[Do this] Copy each line below in which the word "color" occurs.

+++ Material +++

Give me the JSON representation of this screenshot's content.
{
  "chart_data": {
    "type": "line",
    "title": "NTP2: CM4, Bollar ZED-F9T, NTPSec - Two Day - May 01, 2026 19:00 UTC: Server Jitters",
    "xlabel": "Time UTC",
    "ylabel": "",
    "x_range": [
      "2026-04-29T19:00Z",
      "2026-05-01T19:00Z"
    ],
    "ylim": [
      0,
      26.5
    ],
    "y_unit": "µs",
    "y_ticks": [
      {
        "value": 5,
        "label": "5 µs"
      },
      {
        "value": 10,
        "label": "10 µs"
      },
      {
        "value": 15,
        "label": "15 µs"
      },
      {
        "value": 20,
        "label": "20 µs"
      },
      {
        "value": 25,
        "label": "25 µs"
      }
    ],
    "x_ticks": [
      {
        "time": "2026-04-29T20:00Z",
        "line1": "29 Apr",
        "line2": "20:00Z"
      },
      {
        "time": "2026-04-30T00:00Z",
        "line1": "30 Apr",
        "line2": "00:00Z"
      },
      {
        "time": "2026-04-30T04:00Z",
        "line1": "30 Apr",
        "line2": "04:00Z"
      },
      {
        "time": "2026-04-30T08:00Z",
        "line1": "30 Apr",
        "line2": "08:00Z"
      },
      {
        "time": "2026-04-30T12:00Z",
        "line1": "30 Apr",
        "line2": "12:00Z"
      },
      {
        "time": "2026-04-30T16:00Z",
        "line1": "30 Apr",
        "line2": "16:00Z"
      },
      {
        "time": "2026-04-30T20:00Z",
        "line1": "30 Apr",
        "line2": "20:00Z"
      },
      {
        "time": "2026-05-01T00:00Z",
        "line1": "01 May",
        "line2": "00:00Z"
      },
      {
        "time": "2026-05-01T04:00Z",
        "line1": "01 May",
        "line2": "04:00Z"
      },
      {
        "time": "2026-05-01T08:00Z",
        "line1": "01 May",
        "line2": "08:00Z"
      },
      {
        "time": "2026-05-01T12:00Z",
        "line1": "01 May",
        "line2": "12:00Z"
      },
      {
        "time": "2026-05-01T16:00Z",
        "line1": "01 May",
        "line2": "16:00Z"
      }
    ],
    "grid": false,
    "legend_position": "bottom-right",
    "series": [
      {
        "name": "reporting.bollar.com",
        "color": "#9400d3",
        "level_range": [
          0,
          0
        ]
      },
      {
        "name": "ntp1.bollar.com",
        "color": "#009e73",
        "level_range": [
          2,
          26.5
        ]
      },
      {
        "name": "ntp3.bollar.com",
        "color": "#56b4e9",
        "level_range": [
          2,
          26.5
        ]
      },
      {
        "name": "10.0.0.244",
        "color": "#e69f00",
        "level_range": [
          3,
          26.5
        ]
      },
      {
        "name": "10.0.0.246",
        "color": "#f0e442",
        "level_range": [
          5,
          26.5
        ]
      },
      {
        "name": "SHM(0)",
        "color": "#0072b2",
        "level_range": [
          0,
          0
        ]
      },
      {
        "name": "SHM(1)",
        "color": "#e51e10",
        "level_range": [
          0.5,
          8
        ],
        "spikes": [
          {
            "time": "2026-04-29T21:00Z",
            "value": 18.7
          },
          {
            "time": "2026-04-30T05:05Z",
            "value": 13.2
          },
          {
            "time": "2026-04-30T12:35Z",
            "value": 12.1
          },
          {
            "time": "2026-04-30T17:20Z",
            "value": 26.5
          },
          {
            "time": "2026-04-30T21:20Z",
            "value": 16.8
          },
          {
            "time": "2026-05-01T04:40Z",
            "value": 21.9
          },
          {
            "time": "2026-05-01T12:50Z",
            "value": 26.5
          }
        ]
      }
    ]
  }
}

+++

[Complete response]
        "color": "#9400d3",
        "color": "#009e73",
        "color": "#56b4e9",
        "color": "#e69f00",
        "color": "#f0e442",
        "color": "#0072b2",
        "color": "#e51e10",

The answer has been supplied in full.